## Data for this exercise

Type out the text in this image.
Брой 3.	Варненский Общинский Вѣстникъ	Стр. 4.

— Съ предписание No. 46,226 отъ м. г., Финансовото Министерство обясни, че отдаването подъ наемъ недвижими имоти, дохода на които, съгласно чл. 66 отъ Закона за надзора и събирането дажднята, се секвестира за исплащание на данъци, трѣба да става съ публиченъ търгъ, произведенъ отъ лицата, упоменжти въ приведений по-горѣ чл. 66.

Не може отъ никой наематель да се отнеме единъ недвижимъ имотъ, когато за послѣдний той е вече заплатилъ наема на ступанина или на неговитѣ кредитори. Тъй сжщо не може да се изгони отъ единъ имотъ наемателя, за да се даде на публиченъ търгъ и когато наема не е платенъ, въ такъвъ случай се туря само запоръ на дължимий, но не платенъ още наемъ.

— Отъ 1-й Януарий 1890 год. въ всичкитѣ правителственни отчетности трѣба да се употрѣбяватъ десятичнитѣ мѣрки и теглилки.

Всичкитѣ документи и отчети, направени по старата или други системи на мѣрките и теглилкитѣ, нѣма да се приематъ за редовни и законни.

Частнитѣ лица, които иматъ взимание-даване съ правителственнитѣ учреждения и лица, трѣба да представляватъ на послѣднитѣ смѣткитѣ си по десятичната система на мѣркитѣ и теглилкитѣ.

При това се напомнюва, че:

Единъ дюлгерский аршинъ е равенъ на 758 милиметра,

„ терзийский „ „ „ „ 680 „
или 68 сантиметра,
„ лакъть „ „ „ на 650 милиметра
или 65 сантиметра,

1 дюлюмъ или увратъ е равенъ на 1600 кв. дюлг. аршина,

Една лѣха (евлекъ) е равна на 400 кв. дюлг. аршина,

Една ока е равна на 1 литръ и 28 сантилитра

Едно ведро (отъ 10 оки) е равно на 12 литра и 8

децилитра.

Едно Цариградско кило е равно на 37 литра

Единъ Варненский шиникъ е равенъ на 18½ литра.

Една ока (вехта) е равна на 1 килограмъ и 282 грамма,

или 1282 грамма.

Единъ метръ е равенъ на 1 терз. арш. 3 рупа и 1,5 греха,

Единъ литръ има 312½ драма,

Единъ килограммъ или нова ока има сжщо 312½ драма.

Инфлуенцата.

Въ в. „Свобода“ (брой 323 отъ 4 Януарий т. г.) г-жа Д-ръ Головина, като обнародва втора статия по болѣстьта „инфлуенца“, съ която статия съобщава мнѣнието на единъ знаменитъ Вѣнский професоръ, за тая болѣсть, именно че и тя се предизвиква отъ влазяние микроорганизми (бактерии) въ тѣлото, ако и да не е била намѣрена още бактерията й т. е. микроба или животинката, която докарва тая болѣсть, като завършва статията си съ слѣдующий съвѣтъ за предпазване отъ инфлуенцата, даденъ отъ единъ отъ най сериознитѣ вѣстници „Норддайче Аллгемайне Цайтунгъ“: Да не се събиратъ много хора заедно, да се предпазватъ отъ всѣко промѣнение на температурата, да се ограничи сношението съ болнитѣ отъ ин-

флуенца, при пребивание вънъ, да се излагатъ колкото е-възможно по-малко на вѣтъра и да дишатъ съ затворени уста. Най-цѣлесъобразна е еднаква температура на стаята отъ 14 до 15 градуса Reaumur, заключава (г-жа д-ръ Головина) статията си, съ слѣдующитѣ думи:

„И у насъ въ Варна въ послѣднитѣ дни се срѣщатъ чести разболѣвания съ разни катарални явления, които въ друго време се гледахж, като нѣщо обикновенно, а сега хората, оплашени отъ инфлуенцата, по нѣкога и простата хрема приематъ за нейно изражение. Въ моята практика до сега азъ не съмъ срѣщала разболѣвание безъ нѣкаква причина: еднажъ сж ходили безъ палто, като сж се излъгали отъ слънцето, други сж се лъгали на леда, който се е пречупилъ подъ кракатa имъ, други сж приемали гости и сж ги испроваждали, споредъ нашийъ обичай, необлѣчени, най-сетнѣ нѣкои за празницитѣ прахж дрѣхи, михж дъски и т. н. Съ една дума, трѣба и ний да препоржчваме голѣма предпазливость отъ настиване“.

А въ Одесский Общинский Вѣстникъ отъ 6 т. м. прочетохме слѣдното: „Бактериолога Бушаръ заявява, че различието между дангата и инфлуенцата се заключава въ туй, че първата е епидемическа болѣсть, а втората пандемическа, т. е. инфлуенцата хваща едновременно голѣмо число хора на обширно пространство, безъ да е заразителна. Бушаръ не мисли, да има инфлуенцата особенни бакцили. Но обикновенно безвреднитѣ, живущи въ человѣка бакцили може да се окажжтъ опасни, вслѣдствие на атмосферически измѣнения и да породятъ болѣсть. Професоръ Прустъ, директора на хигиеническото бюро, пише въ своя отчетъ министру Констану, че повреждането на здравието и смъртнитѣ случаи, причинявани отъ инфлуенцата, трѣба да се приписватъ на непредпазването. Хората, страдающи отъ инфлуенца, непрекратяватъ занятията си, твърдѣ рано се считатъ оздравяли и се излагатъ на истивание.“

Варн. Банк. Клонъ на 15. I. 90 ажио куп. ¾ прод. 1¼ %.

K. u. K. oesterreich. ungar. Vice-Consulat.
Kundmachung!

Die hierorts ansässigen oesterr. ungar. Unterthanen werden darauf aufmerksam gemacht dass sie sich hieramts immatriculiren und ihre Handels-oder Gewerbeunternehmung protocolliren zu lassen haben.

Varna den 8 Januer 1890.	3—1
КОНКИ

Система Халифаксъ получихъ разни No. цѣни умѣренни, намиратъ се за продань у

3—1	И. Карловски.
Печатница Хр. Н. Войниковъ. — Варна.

## Problem details
Using the listing above, retype each line exactly.

## Final result
Type out the text in this image.
Брой 3.	Варненский Общинский Вѣстникъ	Стр. 4.

— Съ предписание No. 46,226 отъ м. г., Финансовото Министерство обясни, че отдаването подъ наемъ недвижими имоти, дохода на които, съгласно чл. 66 отъ Закона за надзора и събирането дажднята, се секвестира за исплащание на данъци, трѣба да става съ публиченъ търгъ, произведенъ отъ лицата, упоменжти въ приведений по-горѣ чл. 66.

Не може отъ никой наематель да се отнеме единъ недвижимъ имотъ, когато за послѣдний той е вече заплатилъ наема на ступанина или на неговитѣ кредитори. Тъй сжщо не може да се изгони отъ единъ имотъ наемателя, за да се даде на публиченъ търгъ и когато наема не е платенъ, въ такъвъ случай се туря само запоръ на дължимий, но не платенъ още наемъ.

— Отъ 1-й Януарий 1890 год. въ всичкитѣ правителственни отчетности трѣба да се употрѣбяватъ десятичнитѣ мѣрки и теглилки.

Всичкитѣ документи и отчети, направени по старата или други системи на мѣрките и теглилкитѣ, нѣма да се приематъ за редовни и законни.

Частнитѣ лица, които иматъ взимание-даване съ правителственнитѣ учреждения и лица, трѣба да представляватъ на послѣднитѣ смѣткитѣ си по десятичната система на мѣркитѣ и теглилкитѣ.

При това се напомнюва, че:

Единъ дюлгерский аршинъ е равенъ на 758 милиметра,

„ терзийский „ „ „ „ 680 „
или 68 сантиметра,
„ лакъть „ „ „ на 650 милиметра
или 65 сантиметра,

1 дюлюмъ или увратъ е равенъ на 1600 кв. дюлг. аршина,

Една лѣха (евлекъ) е равна на 400 кв. дюлг. аршина,

Една ока е равна на 1 литръ и 28 сантилитра

Едно ведро (отъ 10 оки) е равно на 12 литра и 8

децилитра.

Едно Цариградско кило е равно на 37 литра

Единъ Варненский шиникъ е равенъ на 18½ литра.

Една ока (вехта) е равна на 1 килограмъ и 282 грамма,

или 1282 грамма.

Единъ метръ е равенъ на 1 терз. арш. 3 рупа и 1,5 греха,

Единъ литръ има 312½ драма,

Единъ килограммъ или нова ока има сжщо 312½ драма.

Инфлуенцата.

Въ в. „Свобода“ (брой 323 отъ 4 Януарий т. г.) г-жа Д-ръ Головина, като обнародва втора статия по болѣстьта „инфлуенца“, съ която статия съобщава мнѣнието на единъ знаменитъ Вѣнский професоръ, за тая болѣсть, именно че и тя се предизвиква отъ влазяние микроорганизми (бактерии) въ тѣлото, ако и да не е била намѣрена още бактерията й т. е. микроба или животинката, която докарва тая болѣсть, като завършва статията си съ слѣдующий съвѣтъ за предпазване отъ инфлуенцата, даденъ отъ единъ отъ най сериознитѣ вѣстници „Норддайче Аллгемайне Цайтунгъ“: Да не се събиратъ много хора заедно, да се предпазватъ отъ всѣко промѣнение на температурата, да се ограничи сношението съ болнитѣ отъ ин-

флуенца, при пребивание вънъ, да се излагатъ колкото е-възможно по-малко на вѣтъра и да дишатъ съ затворени уста. Най-цѣлесъобразна е еднаква температура на стаята отъ 14 до 15 градуса Reaumur, заключава (г-жа д-ръ Головина) статията си, съ слѣдующитѣ думи:

„И у насъ въ Варна въ послѣднитѣ дни се срѣщатъ чести разболѣвания съ разни катарални явления, които въ друго време се гледахж, като нѣщо обикновенно, а сега хората, оплашени отъ инфлуенцата, по нѣкога и простата хрема приематъ за нейно изражение. Въ моята практика до сега азъ не съмъ срѣщала разболѣвание безъ нѣкаква причина: еднажъ сж ходили безъ палто, като сж се излъгали отъ слънцето, други сж се лъгали на леда, който се е пречупилъ подъ кракатa имъ, други сж приемали гости и сж ги испроваждали, споредъ нашийъ обичай, необлѣчени, най-сетнѣ нѣкои за празницитѣ прахж дрѣхи, михж дъски и т. н. Съ една дума, трѣба и ний да препоржчваме голѣма предпазливость отъ настиване“.

А въ Одесский Общинский Вѣстникъ отъ 6 т. м. прочетохме слѣдното: „Бактериолога Бушаръ заявява, че различието между дангата и инфлуенцата се заключава въ туй, че първата е епидемическа болѣсть, а втората пандемическа, т. е. инфлуенцата хваща едновременно голѣмо число хора на обширно пространство, безъ да е заразителна. Бушаръ не мисли, да има инфлуенцата особенни бакцили. Но обикновенно безвреднитѣ, живущи въ человѣка бакцили може да се окажжтъ опасни, вслѣдствие на атмосферически измѣнения и да породятъ болѣсть. Професоръ Прустъ, директора на хигиеническото бюро, пише въ своя отчетъ министру Констану, че повреждането на здравието и смъртнитѣ случаи, причинявани отъ инфлуенцата, трѣба да се приписватъ на непредпазването. Хората, страдающи отъ инфлуенца, непрекратяватъ занятията си, твърдѣ рано се считатъ оздравяли и се излагатъ на истивание.“

Варн. Банк. Клонъ на 15. I. 90 ажио куп. ¾ прод. 1¼ %.

K. u. K. oesterreich. ungar. Vice-Consulat.
Kundmachung!

Die hierorts ansässigen oesterr. ungar. Unterthanen werden darauf aufmerksam gemacht dass sie sich hieramts immatriculiren und ihre Handels-oder Gewerbeunternehmung protocolliren zu lassen haben.

Varna den 8 Januer 1890.	3—1
КОНКИ

Система Халифаксъ получихъ разни No. цѣни умѣренни, намиратъ се за продань у

3—1	И. Карловски.
Печатница Хр. Н. Войниковъ. — Варна.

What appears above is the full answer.